Saved data entries
(begin)

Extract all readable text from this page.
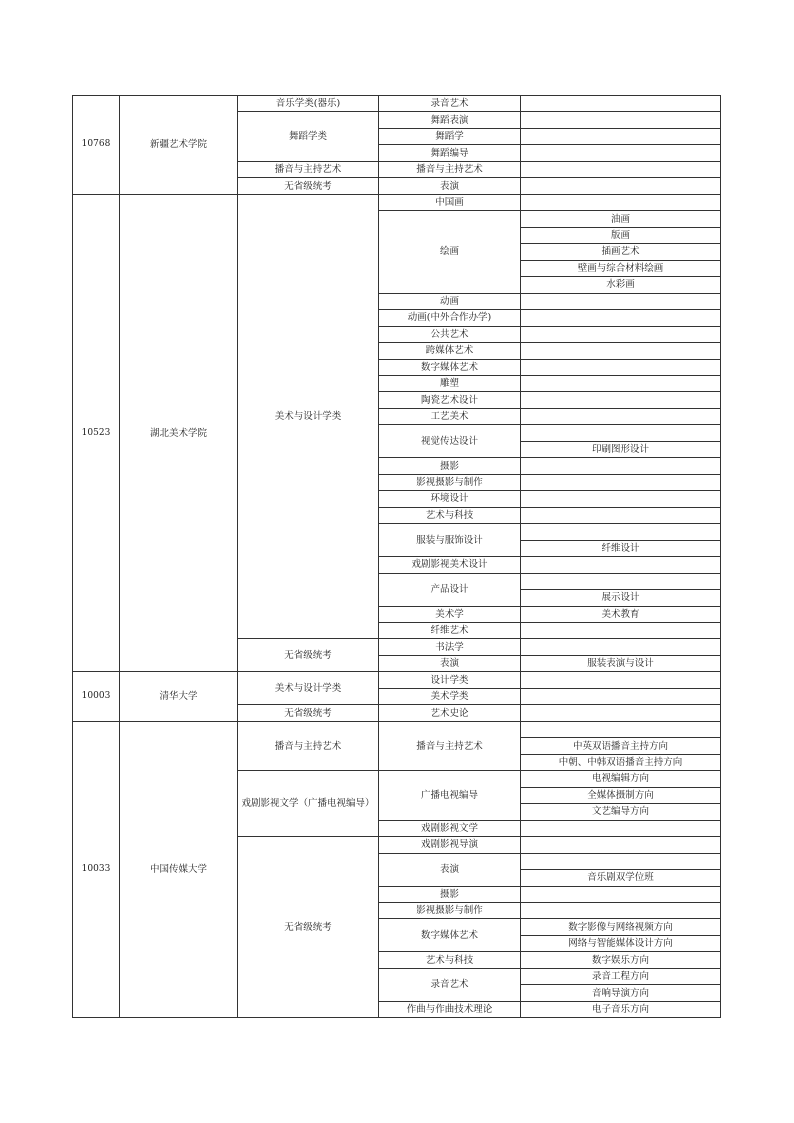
10768	新疆艺术学院	音乐学类(器乐)	录音艺术	
		舞蹈学类	舞蹈表演	
			舞蹈学	
			舞蹈编导	
		播音与主持艺术	播音与主持艺术	
		无省级统考	表演	
10523	湖北美术学院	美术与设计学类	中国画	
			绘画	油画
				版画
				插画艺术
				壁画与综合材料绘画
				水彩画
			动画	
			动画(中外合作办学)	
			公共艺术	
			跨媒体艺术	
			数字媒体艺术	
			雕塑	
			陶瓷艺术设计	
			工艺美术	
			视觉传达设计	
				印刷图形设计
			摄影	
			影视摄影与制作	
			环境设计	
			艺术与科技	
			服装与服饰设计	
				纤维设计
			戏剧影视美术设计	
			产品设计	
				展示设计
			美术学	美术教育
			纤维艺术	
		无省级统考	书法学	
			表演	服装表演与设计
10003	清华大学	美术与设计学类	设计学类	
			美术学类	
		无省级统考	艺术史论	
10033	中国传媒大学	播音与主持艺术	播音与主持艺术	
				中英双语播音主持方向
				中朝、中韩双语播音主持方向
		戏剧影视文学（广播电视编导）	广播电视编导	电视编辑方向
				全媒体摄制方向
				文艺编导方向
			戏剧影视文学	
		无省级统考	戏剧影视导演	
			表演	
				音乐剧双学位班
			摄影	
			影视摄影与制作	
			数字媒体艺术	数字影像与网络视频方向
				网络与智能媒体设计方向
			艺术与科技	数字娱乐方向
			录音艺术	录音工程方向
				音响导演方向
			作曲与作曲技术理论	电子音乐方向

(end)

● **To do**
In your copy of the records, include no pictures; repeat everything else exactly.

● **The solution**
Extract all readable text from this page.
10768	新疆艺术学院	音乐学类(器乐)	录音艺术	
		舞蹈学类	舞蹈表演	
			舞蹈学	
			舞蹈编导	
		播音与主持艺术	播音与主持艺术	
		无省级统考	表演	
10523	湖北美术学院	美术与设计学类	中国画	
			绘画	油画
				版画
				插画艺术
				壁画与综合材料绘画
				水彩画
			动画	
			动画(中外合作办学)	
			公共艺术	
			跨媒体艺术	
			数字媒体艺术	
			雕塑	
			陶瓷艺术设计	
			工艺美术	
			视觉传达设计	
				印刷图形设计
			摄影	
			影视摄影与制作	
			环境设计	
			艺术与科技	
			服装与服饰设计	
				纤维设计
			戏剧影视美术设计	
			产品设计	
				展示设计
			美术学	美术教育
			纤维艺术	
		无省级统考	书法学	
			表演	服装表演与设计
10003	清华大学	美术与设计学类	设计学类	
			美术学类	
		无省级统考	艺术史论	
10033	中国传媒大学	播音与主持艺术	播音与主持艺术	
				中英双语播音主持方向
				中朝、中韩双语播音主持方向
		戏剧影视文学（广播电视编导）	广播电视编导	电视编辑方向
				全媒体摄制方向
				文艺编导方向
			戏剧影视文学	
		无省级统考	戏剧影视导演	
			表演	
				音乐剧双学位班
			摄影	
			影视摄影与制作	
			数字媒体艺术	数字影像与网络视频方向
				网络与智能媒体设计方向
			艺术与科技	数字娱乐方向
			录音艺术	录音工程方向
				音响导演方向
			作曲与作曲技术理论	电子音乐方向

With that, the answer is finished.